EXERCISE DETAILS:
Copy out all the rows below, swapping every "gridline" for "grid-line" and keeping everything else the same.

□ □ □ □ □ □ □

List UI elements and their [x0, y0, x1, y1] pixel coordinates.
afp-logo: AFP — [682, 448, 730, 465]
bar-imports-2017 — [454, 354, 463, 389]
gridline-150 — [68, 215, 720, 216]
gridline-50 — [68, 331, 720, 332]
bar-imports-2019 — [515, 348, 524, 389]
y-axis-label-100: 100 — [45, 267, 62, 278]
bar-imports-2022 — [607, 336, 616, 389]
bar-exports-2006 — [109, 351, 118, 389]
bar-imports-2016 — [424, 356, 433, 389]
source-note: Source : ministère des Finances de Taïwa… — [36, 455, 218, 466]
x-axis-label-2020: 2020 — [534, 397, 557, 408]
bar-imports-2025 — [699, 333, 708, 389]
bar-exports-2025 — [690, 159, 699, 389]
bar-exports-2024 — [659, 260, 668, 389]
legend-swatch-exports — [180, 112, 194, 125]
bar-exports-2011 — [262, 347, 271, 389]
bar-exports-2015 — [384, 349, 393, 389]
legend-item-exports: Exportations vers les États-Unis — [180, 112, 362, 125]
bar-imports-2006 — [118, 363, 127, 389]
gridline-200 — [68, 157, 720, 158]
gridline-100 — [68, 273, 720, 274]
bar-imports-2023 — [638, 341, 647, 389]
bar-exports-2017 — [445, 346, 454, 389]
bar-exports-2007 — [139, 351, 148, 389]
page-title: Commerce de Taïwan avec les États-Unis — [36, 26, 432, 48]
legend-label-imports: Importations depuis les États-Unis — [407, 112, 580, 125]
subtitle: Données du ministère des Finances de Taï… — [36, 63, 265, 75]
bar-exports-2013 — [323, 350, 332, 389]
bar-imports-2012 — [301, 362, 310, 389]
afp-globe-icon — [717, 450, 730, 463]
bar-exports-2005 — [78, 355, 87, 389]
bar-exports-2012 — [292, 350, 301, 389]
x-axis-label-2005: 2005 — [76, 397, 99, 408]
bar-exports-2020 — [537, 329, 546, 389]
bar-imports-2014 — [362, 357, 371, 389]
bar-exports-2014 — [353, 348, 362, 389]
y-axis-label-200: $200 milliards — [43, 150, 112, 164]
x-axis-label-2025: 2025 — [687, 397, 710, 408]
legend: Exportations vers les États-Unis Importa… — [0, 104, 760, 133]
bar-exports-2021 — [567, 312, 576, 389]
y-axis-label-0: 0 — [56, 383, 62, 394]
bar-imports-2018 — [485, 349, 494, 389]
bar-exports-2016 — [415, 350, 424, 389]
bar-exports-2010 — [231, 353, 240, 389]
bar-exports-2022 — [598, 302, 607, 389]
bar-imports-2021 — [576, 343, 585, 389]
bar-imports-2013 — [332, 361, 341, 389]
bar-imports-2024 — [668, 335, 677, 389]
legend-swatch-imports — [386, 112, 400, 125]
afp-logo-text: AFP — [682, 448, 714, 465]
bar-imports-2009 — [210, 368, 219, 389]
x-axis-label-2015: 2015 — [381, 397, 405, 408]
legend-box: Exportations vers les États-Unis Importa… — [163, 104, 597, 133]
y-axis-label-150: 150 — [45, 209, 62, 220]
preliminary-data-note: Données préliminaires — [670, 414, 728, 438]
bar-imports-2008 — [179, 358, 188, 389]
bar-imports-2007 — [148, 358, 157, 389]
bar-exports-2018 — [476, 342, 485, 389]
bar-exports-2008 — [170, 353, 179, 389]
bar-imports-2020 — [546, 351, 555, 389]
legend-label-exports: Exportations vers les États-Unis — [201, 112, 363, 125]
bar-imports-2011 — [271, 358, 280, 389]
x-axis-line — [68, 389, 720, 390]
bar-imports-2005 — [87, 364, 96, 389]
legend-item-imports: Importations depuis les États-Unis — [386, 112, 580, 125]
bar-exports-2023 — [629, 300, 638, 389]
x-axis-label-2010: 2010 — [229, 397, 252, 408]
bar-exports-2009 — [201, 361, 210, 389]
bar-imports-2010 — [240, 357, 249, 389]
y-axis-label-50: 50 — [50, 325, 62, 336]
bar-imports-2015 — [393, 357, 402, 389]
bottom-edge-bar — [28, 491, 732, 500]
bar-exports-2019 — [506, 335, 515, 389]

□ □ □ □ □ □ □

RESPONSE TO THE TASK:
List UI elements and their [x0, y0, x1, y1] pixel coordinates.
afp-logo: AFP — [682, 448, 730, 465]
bar-imports-2017 — [454, 354, 463, 389]
grid-line-150 — [68, 215, 720, 216]
grid-line-50 — [68, 331, 720, 332]
bar-imports-2019 — [515, 348, 524, 389]
y-axis-label-100: 100 — [45, 267, 62, 278]
bar-imports-2022 — [607, 336, 616, 389]
bar-exports-2006 — [109, 351, 118, 389]
bar-imports-2016 — [424, 356, 433, 389]
source-note: Source : ministère des Finances de Taïwa… — [36, 455, 218, 466]
x-axis-label-2020: 2020 — [534, 397, 557, 408]
bar-imports-2025 — [699, 333, 708, 389]
bar-exports-2025 — [690, 159, 699, 389]
bar-exports-2024 — [659, 260, 668, 389]
legend-swatch-exports — [180, 112, 194, 125]
bar-exports-2011 — [262, 347, 271, 389]
bar-exports-2015 — [384, 349, 393, 389]
legend-item-exports: Exportations vers les États-Unis — [180, 112, 362, 125]
bar-imports-2006 — [118, 363, 127, 389]
grid-line-200 — [68, 157, 720, 158]
grid-line-100 — [68, 273, 720, 274]
bar-imports-2023 — [638, 341, 647, 389]
bar-exports-2017 — [445, 346, 454, 389]
bar-exports-2007 — [139, 351, 148, 389]
page-title: Commerce de Taïwan avec les États-Unis — [36, 26, 432, 48]
legend-label-imports: Importations depuis les États-Unis — [407, 112, 580, 125]
subtitle: Données du ministère des Finances de Taï… — [36, 63, 265, 75]
bar-exports-2013 — [323, 350, 332, 389]
bar-imports-2012 — [301, 362, 310, 389]
afp-globe-icon — [717, 450, 730, 463]
bar-exports-2005 — [78, 355, 87, 389]
bar-exports-2012 — [292, 350, 301, 389]
x-axis-label-2005: 2005 — [76, 397, 99, 408]
bar-exports-2020 — [537, 329, 546, 389]
bar-imports-2014 — [362, 357, 371, 389]
bar-exports-2014 — [353, 348, 362, 389]
y-axis-label-200: $200 milliards — [43, 150, 112, 164]
x-axis-label-2025: 2025 — [687, 397, 710, 408]
legend: Exportations vers les États-Unis Importa… — [0, 104, 760, 133]
bar-exports-2021 — [567, 312, 576, 389]
y-axis-label-0: 0 — [56, 383, 62, 394]
bar-imports-2018 — [485, 349, 494, 389]
bar-exports-2016 — [415, 350, 424, 389]
bar-exports-2010 — [231, 353, 240, 389]
bar-exports-2022 — [598, 302, 607, 389]
bar-imports-2021 — [576, 343, 585, 389]
bar-imports-2013 — [332, 361, 341, 389]
bar-imports-2024 — [668, 335, 677, 389]
legend-swatch-imports — [386, 112, 400, 125]
afp-logo-text: AFP — [682, 448, 714, 465]
bar-imports-2009 — [210, 368, 219, 389]
x-axis-label-2015: 2015 — [381, 397, 405, 408]
legend-box: Exportations vers les États-Unis Importa… — [163, 104, 597, 133]
y-axis-label-150: 150 — [45, 209, 62, 220]
preliminary-data-note: Données préliminaires — [670, 414, 728, 438]
bar-imports-2008 — [179, 358, 188, 389]
bar-imports-2007 — [148, 358, 157, 389]
bar-exports-2018 — [476, 342, 485, 389]
bar-exports-2008 — [170, 353, 179, 389]
bar-imports-2020 — [546, 351, 555, 389]
legend-label-exports: Exportations vers les États-Unis — [201, 112, 363, 125]
bar-imports-2011 — [271, 358, 280, 389]
x-axis-line — [68, 389, 720, 390]
bar-imports-2005 — [87, 364, 96, 389]
legend-item-imports: Importations depuis les États-Unis — [386, 112, 580, 125]
bar-exports-2023 — [629, 300, 638, 389]
x-axis-label-2010: 2010 — [229, 397, 252, 408]
bar-exports-2009 — [201, 361, 210, 389]
bar-imports-2010 — [240, 357, 249, 389]
y-axis-label-50: 50 — [50, 325, 62, 336]
bar-imports-2015 — [393, 357, 402, 389]
bottom-edge-bar — [28, 491, 732, 500]
bar-exports-2019 — [506, 335, 515, 389]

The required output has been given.